**WHAT YOU NEED TO DO:** Return the material word for word. Do not include pictures.

(Part of a data file)
______________________________
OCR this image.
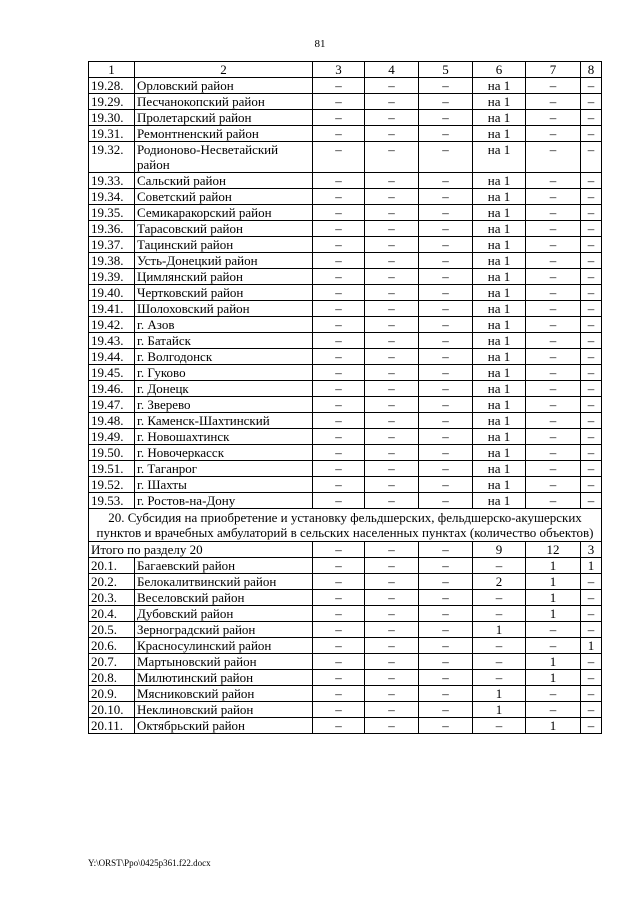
81
1	2	3	4	5	6	7	8
19.28.	Орловский район	–	–	–	на 1	–	–
19.29.	Песчанокопский район	–	–	–	на 1	–	–
19.30.	Пролетарский район	–	–	–	на 1	–	–
19.31.	Ремонтненский район	–	–	–	на 1	–	–
19.32.	Родионово-Несветайский район	–	–	–	на 1	–	–
19.33.	Сальский район	–	–	–	на 1	–	–
19.34.	Советский район	–	–	–	на 1	–	–
19.35.	Семикаракорский район	–	–	–	на 1	–	–
19.36.	Тарасовский район	–	–	–	на 1	–	–
19.37.	Тацинский район	–	–	–	на 1	–	–
19.38.	Усть-Донецкий район	–	–	–	на 1	–	–
19.39.	Цимлянский район	–	–	–	на 1	–	–
19.40.	Чертковский район	–	–	–	на 1	–	–
19.41.	Шолоховский район	–	–	–	на 1	–	–
19.42.	г. Азов	–	–	–	на 1	–	–
19.43.	г. Батайск	–	–	–	на 1	–	–
19.44.	г. Волгодонск	–	–	–	на 1	–	–
19.45.	г. Гуково	–	–	–	на 1	–	–
19.46.	г. Донецк	–	–	–	на 1	–	–
19.47.	г. Зверево	–	–	–	на 1	–	–
19.48.	г. Каменск-Шахтинский	–	–	–	на 1	–	–
19.49.	г. Новошахтинск	–	–	–	на 1	–	–
19.50.	г. Новочеркасск	–	–	–	на 1	–	–
19.51.	г. Таганрог	–	–	–	на 1	–	–
19.52.	г. Шахты	–	–	–	на 1	–	–
19.53.	г. Ростов-на-Дону	–	–	–	на 1	–	–
20. Субсидия на приобретение и установку фельдшерских, фельдшерско-акушерских пунктов и врачебных амбулаторий в сельских населенных пунктах (количество объектов)							
Итого по разделу 20		–	–	–	9	12	3
20.1.	Багаевский район	–	–	–	–	1	1
20.2.	Белокалитвинский район	–	–	–	2	1	–
20.3.	Веселовский район	–	–	–	–	1	–
20.4.	Дубовский район	–	–	–	–	1	–
20.5.	Зерноградский район	–	–	–	1	–	–
20.6.	Красносулинский район	–	–	–	–	–	1
20.7.	Мартыновский район	–	–	–	–	1	–
20.8.	Милютинский район	–	–	–	–	1	–
20.9.	Мясниковский район	–	–	–	1	–	–
20.10.	Неклиновский район	–	–	–	1	–	–
20.11.	Октябрьский район	–	–	–	–	1	–
Y:\ORST\Ppo\0425p361.f22.docx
______________________________
**TASK SOLUTION:**
OCR this image.
81
1	2	3	4	5	6	7	8
19.28.	Орловский район	–	–	–	на 1	–	–
19.29.	Песчанокопский район	–	–	–	на 1	–	–
19.30.	Пролетарский район	–	–	–	на 1	–	–
19.31.	Ремонтненский район	–	–	–	на 1	–	–
19.32.	Родионово-Несветайский район	–	–	–	на 1	–	–
19.33.	Сальский район	–	–	–	на 1	–	–
19.34.	Советский район	–	–	–	на 1	–	–
19.35.	Семикаракорский район	–	–	–	на 1	–	–
19.36.	Тарасовский район	–	–	–	на 1	–	–
19.37.	Тацинский район	–	–	–	на 1	–	–
19.38.	Усть-Донецкий район	–	–	–	на 1	–	–
19.39.	Цимлянский район	–	–	–	на 1	–	–
19.40.	Чертковский район	–	–	–	на 1	–	–
19.41.	Шолоховский район	–	–	–	на 1	–	–
19.42.	г. Азов	–	–	–	на 1	–	–
19.43.	г. Батайск	–	–	–	на 1	–	–
19.44.	г. Волгодонск	–	–	–	на 1	–	–
19.45.	г. Гуково	–	–	–	на 1	–	–
19.46.	г. Донецк	–	–	–	на 1	–	–
19.47.	г. Зверево	–	–	–	на 1	–	–
19.48.	г. Каменск-Шахтинский	–	–	–	на 1	–	–
19.49.	г. Новошахтинск	–	–	–	на 1	–	–
19.50.	г. Новочеркасск	–	–	–	на 1	–	–
19.51.	г. Таганрог	–	–	–	на 1	–	–
19.52.	г. Шахты	–	–	–	на 1	–	–
19.53.	г. Ростов-на-Дону	–	–	–	на 1	–	–
20. Субсидия на приобретение и установку фельдшерских, фельдшерско-акушерских пунктов и врачебных амбулаторий в сельских населенных пунктах (количество объектов)							
Итого по разделу 20		–	–	–	9	12	3
20.1.	Багаевский район	–	–	–	–	1	1
20.2.	Белокалитвинский район	–	–	–	2	1	–
20.3.	Веселовский район	–	–	–	–	1	–
20.4.	Дубовский район	–	–	–	–	1	–
20.5.	Зерноградский район	–	–	–	1	–	–
20.6.	Красносулинский район	–	–	–	–	–	1
20.7.	Мартыновский район	–	–	–	–	1	–
20.8.	Милютинский район	–	–	–	–	1	–
20.9.	Мясниковский район	–	–	–	1	–	–
20.10.	Неклиновский район	–	–	–	1	–	–
20.11.	Октябрьский район	–	–	–	–	1	–
Y:\ORST\Ppo\0425p361.f22.docx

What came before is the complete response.